■ **Input rows**
# # # # #

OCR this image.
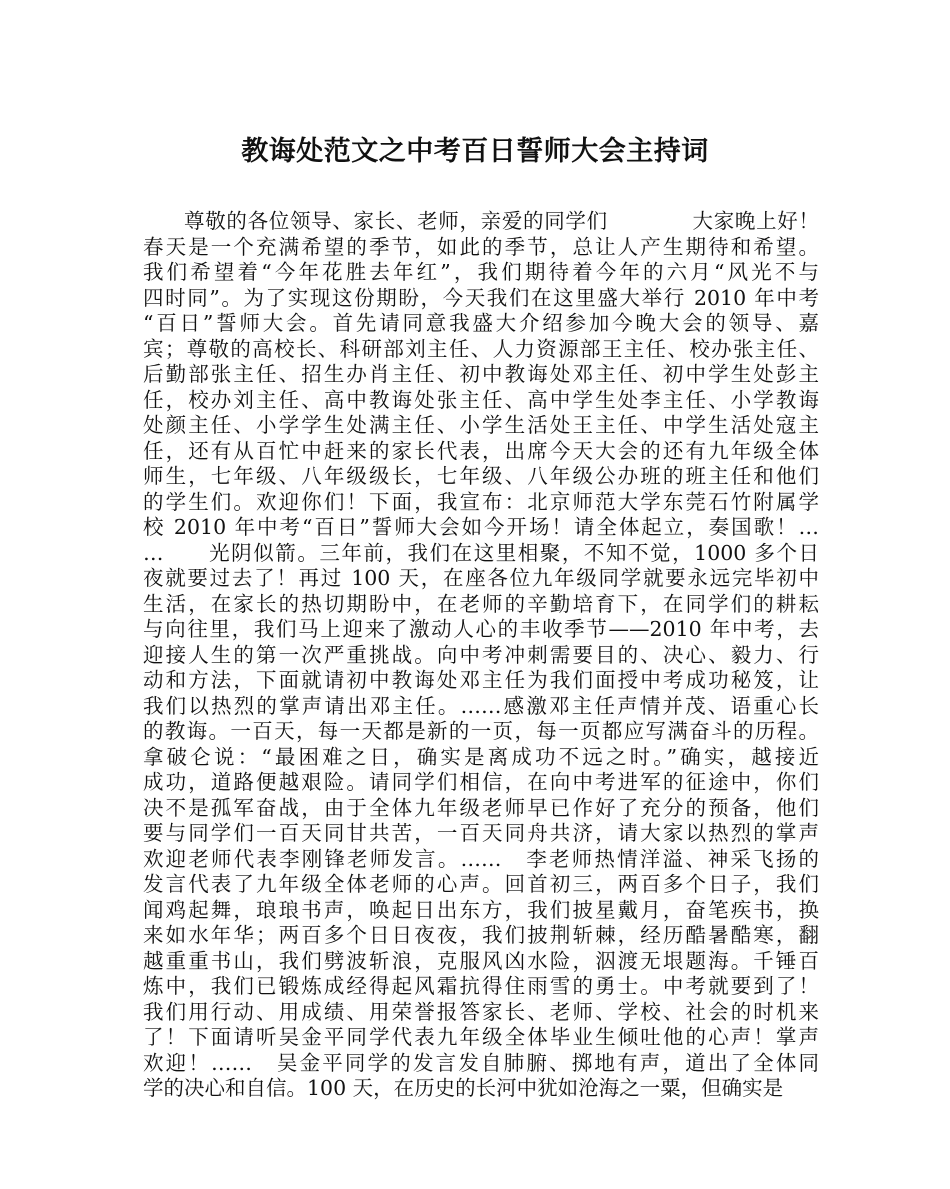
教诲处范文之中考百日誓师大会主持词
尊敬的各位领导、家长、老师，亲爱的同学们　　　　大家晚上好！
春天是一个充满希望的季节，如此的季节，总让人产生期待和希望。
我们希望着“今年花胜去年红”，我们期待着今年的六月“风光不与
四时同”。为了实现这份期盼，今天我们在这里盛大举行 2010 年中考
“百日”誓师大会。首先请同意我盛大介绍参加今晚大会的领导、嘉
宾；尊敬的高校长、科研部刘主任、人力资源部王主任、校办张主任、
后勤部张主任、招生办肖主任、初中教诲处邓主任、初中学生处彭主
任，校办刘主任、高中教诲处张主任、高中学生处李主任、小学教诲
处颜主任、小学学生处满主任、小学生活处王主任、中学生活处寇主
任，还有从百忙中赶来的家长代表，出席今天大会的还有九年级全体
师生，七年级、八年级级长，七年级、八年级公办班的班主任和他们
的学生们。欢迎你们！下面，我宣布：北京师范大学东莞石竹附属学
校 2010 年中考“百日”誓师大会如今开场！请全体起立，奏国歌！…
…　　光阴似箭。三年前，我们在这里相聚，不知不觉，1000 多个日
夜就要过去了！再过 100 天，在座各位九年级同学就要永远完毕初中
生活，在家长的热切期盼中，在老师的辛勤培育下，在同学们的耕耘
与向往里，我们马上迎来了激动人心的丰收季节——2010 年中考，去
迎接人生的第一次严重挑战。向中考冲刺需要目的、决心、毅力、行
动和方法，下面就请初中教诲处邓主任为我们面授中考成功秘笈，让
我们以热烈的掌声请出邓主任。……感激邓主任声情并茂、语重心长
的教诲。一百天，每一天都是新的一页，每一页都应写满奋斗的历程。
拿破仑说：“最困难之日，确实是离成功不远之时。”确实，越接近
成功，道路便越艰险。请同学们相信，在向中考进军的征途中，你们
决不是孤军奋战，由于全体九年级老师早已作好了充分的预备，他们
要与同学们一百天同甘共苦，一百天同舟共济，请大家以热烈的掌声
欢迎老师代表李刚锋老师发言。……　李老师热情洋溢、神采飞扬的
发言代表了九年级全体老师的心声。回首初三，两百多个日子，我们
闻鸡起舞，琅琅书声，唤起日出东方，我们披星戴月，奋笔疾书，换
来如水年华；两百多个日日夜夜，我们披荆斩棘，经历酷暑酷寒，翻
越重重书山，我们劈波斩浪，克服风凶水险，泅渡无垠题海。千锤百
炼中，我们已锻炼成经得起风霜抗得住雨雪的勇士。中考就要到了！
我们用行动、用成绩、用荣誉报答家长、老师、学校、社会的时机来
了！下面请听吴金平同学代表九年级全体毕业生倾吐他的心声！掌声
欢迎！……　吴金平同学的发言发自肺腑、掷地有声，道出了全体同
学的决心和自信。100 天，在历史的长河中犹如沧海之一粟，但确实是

# # # # #

Set down the records in full and exactly. Do not carry over any image.

■ **Solution for this task**
OCR this image.
教诲处范文之中考百日誓师大会主持词
尊敬的各位领导、家长、老师，亲爱的同学们　　　　大家晚上好！
春天是一个充满希望的季节，如此的季节，总让人产生期待和希望。
我们希望着“今年花胜去年红”，我们期待着今年的六月“风光不与
四时同”。为了实现这份期盼，今天我们在这里盛大举行 2010 年中考
“百日”誓师大会。首先请同意我盛大介绍参加今晚大会的领导、嘉
宾；尊敬的高校长、科研部刘主任、人力资源部王主任、校办张主任、
后勤部张主任、招生办肖主任、初中教诲处邓主任、初中学生处彭主
任，校办刘主任、高中教诲处张主任、高中学生处李主任、小学教诲
处颜主任、小学学生处满主任、小学生活处王主任、中学生活处寇主
任，还有从百忙中赶来的家长代表，出席今天大会的还有九年级全体
师生，七年级、八年级级长，七年级、八年级公办班的班主任和他们
的学生们。欢迎你们！下面，我宣布：北京师范大学东莞石竹附属学
校 2010 年中考“百日”誓师大会如今开场！请全体起立，奏国歌！…
…　　光阴似箭。三年前，我们在这里相聚，不知不觉，1000 多个日
夜就要过去了！再过 100 天，在座各位九年级同学就要永远完毕初中
生活，在家长的热切期盼中，在老师的辛勤培育下，在同学们的耕耘
与向往里，我们马上迎来了激动人心的丰收季节——2010 年中考，去
迎接人生的第一次严重挑战。向中考冲刺需要目的、决心、毅力、行
动和方法，下面就请初中教诲处邓主任为我们面授中考成功秘笈，让
我们以热烈的掌声请出邓主任。……感激邓主任声情并茂、语重心长
的教诲。一百天，每一天都是新的一页，每一页都应写满奋斗的历程。
拿破仑说：“最困难之日，确实是离成功不远之时。”确实，越接近
成功，道路便越艰险。请同学们相信，在向中考进军的征途中，你们
决不是孤军奋战，由于全体九年级老师早已作好了充分的预备，他们
要与同学们一百天同甘共苦，一百天同舟共济，请大家以热烈的掌声
欢迎老师代表李刚锋老师发言。……　李老师热情洋溢、神采飞扬的
发言代表了九年级全体老师的心声。回首初三，两百多个日子，我们
闻鸡起舞，琅琅书声，唤起日出东方，我们披星戴月，奋笔疾书，换
来如水年华；两百多个日日夜夜，我们披荆斩棘，经历酷暑酷寒，翻
越重重书山，我们劈波斩浪，克服风凶水险，泅渡无垠题海。千锤百
炼中，我们已锻炼成经得起风霜抗得住雨雪的勇士。中考就要到了！
我们用行动、用成绩、用荣誉报答家长、老师、学校、社会的时机来
了！下面请听吴金平同学代表九年级全体毕业生倾吐他的心声！掌声
欢迎！……　吴金平同学的发言发自肺腑、掷地有声，道出了全体同
学的决心和自信。100 天，在历史的长河中犹如沧海之一粟，但确实是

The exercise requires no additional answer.